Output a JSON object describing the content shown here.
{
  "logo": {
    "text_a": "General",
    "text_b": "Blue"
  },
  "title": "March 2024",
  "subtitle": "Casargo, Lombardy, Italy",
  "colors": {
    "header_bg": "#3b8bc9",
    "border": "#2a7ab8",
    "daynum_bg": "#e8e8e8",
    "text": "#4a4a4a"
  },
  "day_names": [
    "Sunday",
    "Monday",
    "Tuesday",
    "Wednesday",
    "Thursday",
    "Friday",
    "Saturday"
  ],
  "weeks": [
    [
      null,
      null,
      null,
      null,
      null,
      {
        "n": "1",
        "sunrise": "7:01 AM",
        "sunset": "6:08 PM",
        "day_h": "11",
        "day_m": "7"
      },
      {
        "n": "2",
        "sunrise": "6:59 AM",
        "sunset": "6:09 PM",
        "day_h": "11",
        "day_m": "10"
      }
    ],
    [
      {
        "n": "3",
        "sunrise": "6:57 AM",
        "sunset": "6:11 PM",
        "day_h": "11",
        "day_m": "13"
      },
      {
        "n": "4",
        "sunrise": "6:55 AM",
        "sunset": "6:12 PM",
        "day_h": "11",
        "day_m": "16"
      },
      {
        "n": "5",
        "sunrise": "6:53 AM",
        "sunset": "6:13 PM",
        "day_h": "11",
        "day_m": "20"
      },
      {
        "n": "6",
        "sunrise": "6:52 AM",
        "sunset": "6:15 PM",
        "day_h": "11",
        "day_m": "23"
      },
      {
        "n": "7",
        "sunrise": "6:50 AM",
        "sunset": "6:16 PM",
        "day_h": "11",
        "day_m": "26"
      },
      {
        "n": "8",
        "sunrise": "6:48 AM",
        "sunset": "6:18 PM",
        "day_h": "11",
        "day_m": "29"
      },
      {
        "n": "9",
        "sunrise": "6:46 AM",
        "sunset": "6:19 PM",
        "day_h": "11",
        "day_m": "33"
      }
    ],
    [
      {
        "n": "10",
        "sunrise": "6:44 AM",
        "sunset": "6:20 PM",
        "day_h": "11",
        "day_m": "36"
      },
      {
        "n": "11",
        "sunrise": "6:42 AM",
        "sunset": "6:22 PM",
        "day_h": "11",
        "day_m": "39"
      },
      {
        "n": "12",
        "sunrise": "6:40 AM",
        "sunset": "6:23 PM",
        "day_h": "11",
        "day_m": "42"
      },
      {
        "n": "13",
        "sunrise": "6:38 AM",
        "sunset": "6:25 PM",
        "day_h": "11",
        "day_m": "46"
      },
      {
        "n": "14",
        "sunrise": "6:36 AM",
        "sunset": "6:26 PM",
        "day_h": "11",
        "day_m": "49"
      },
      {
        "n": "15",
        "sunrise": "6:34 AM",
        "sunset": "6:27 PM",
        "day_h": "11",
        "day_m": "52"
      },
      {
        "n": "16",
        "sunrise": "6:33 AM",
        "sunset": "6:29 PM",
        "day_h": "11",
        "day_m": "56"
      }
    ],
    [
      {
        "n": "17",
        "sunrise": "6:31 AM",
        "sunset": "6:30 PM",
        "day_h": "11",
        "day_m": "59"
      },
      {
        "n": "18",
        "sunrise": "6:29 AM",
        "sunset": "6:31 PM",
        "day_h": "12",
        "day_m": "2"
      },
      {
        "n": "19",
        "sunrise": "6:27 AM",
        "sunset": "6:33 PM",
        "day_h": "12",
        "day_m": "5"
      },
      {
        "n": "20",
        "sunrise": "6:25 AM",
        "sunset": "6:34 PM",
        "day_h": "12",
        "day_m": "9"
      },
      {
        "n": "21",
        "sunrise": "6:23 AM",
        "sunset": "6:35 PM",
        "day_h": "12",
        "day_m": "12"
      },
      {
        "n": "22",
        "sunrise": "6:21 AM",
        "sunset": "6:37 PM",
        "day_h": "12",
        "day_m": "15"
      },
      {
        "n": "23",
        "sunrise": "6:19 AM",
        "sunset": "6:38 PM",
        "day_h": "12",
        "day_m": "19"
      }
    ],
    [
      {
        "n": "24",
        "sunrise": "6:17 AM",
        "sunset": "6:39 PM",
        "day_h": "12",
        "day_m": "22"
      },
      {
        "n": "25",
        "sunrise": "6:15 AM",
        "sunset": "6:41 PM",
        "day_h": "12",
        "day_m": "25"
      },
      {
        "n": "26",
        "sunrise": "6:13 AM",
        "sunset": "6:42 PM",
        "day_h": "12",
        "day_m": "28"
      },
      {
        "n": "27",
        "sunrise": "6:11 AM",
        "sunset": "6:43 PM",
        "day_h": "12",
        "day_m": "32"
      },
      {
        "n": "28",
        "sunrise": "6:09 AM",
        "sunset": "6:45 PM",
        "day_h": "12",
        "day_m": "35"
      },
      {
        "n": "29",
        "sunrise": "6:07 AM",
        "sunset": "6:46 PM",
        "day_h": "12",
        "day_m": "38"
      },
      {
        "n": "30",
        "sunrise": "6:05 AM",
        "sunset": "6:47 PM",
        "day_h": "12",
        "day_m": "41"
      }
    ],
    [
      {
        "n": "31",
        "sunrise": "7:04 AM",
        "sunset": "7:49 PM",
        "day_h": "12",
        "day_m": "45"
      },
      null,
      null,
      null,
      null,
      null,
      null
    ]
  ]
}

◆ ◆ ◆ ◆ ◆

» **To do**: Transcribe each entry precisely, missing none.

» **Finished exercise**:
Output a JSON object describing the content shown here.
{
  "logo": {
    "text_a": "General",
    "text_b": "Blue"
  },
  "title": "March 2024",
  "subtitle": "Casargo, Lombardy, Italy",
  "colors": {
    "header_bg": "#3b8bc9",
    "border": "#2a7ab8",
    "daynum_bg": "#e8e8e8",
    "text": "#4a4a4a"
  },
  "day_names": [
    "Sunday",
    "Monday",
    "Tuesday",
    "Wednesday",
    "Thursday",
    "Friday",
    "Saturday"
  ],
  "weeks": [
    [
      null,
      null,
      null,
      null,
      null,
      {
        "n": "1",
        "sunrise": "7:01 AM",
        "sunset": "6:08 PM",
        "day_h": "11",
        "day_m": "7"
      },
      {
        "n": "2",
        "sunrise": "6:59 AM",
        "sunset": "6:09 PM",
        "day_h": "11",
        "day_m": "10"
      }
    ],
    [
      {
        "n": "3",
        "sunrise": "6:57 AM",
        "sunset": "6:11 PM",
        "day_h": "11",
        "day_m": "13"
      },
      {
        "n": "4",
        "sunrise": "6:55 AM",
        "sunset": "6:12 PM",
        "day_h": "11",
        "day_m": "16"
      },
      {
        "n": "5",
        "sunrise": "6:53 AM",
        "sunset": "6:13 PM",
        "day_h": "11",
        "day_m": "20"
      },
      {
        "n": "6",
        "sunrise": "6:52 AM",
        "sunset": "6:15 PM",
        "day_h": "11",
        "day_m": "23"
      },
      {
        "n": "7",
        "sunrise": "6:50 AM",
        "sunset": "6:16 PM",
        "day_h": "11",
        "day_m": "26"
      },
      {
        "n": "8",
        "sunrise": "6:48 AM",
        "sunset": "6:18 PM",
        "day_h": "11",
        "day_m": "29"
      },
      {
        "n": "9",
        "sunrise": "6:46 AM",
        "sunset": "6:19 PM",
        "day_h": "11",
        "day_m": "33"
      }
    ],
    [
      {
        "n": "10",
        "sunrise": "6:44 AM",
        "sunset": "6:20 PM",
        "day_h": "11",
        "day_m": "36"
      },
      {
        "n": "11",
        "sunrise": "6:42 AM",
        "sunset": "6:22 PM",
        "day_h": "11",
        "day_m": "39"
      },
      {
        "n": "12",
        "sunrise": "6:40 AM",
        "sunset": "6:23 PM",
        "day_h": "11",
        "day_m": "42"
      },
      {
        "n": "13",
        "sunrise": "6:38 AM",
        "sunset": "6:25 PM",
        "day_h": "11",
        "day_m": "46"
      },
      {
        "n": "14",
        "sunrise": "6:36 AM",
        "sunset": "6:26 PM",
        "day_h": "11",
        "day_m": "49"
      },
      {
        "n": "15",
        "sunrise": "6:34 AM",
        "sunset": "6:27 PM",
        "day_h": "11",
        "day_m": "52"
      },
      {
        "n": "16",
        "sunrise": "6:33 AM",
        "sunset": "6:29 PM",
        "day_h": "11",
        "day_m": "56"
      }
    ],
    [
      {
        "n": "17",
        "sunrise": "6:31 AM",
        "sunset": "6:30 PM",
        "day_h": "11",
        "day_m": "59"
      },
      {
        "n": "18",
        "sunrise": "6:29 AM",
        "sunset": "6:31 PM",
        "day_h": "12",
        "day_m": "2"
      },
      {
        "n": "19",
        "sunrise": "6:27 AM",
        "sunset": "6:33 PM",
        "day_h": "12",
        "day_m": "5"
      },
      {
        "n": "20",
        "sunrise": "6:25 AM",
        "sunset": "6:34 PM",
        "day_h": "12",
        "day_m": "9"
      },
      {
        "n": "21",
        "sunrise": "6:23 AM",
        "sunset": "6:35 PM",
        "day_h": "12",
        "day_m": "12"
      },
      {
        "n": "22",
        "sunrise": "6:21 AM",
        "sunset": "6:37 PM",
        "day_h": "12",
        "day_m": "15"
      },
      {
        "n": "23",
        "sunrise": "6:19 AM",
        "sunset": "6:38 PM",
        "day_h": "12",
        "day_m": "19"
      }
    ],
    [
      {
        "n": "24",
        "sunrise": "6:17 AM",
        "sunset": "6:39 PM",
        "day_h": "12",
        "day_m": "22"
      },
      {
        "n": "25",
        "sunrise": "6:15 AM",
        "sunset": "6:41 PM",
        "day_h": "12",
        "day_m": "25"
      },
      {
        "n": "26",
        "sunrise": "6:13 AM",
        "sunset": "6:42 PM",
        "day_h": "12",
        "day_m": "28"
      },
      {
        "n": "27",
        "sunrise": "6:11 AM",
        "sunset": "6:43 PM",
        "day_h": "12",
        "day_m": "32"
      },
      {
        "n": "28",
        "sunrise": "6:09 AM",
        "sunset": "6:45 PM",
        "day_h": "12",
        "day_m": "35"
      },
      {
        "n": "29",
        "sunrise": "6:07 AM",
        "sunset": "6:46 PM",
        "day_h": "12",
        "day_m": "38"
      },
      {
        "n": "30",
        "sunrise": "6:05 AM",
        "sunset": "6:47 PM",
        "day_h": "12",
        "day_m": "41"
      }
    ],
    [
      {
        "n": "31",
        "sunrise": "7:04 AM",
        "sunset": "7:49 PM",
        "day_h": "12",
        "day_m": "45"
      },
      null,
      null,
      null,
      null,
      null,
      null
    ]
  ]
}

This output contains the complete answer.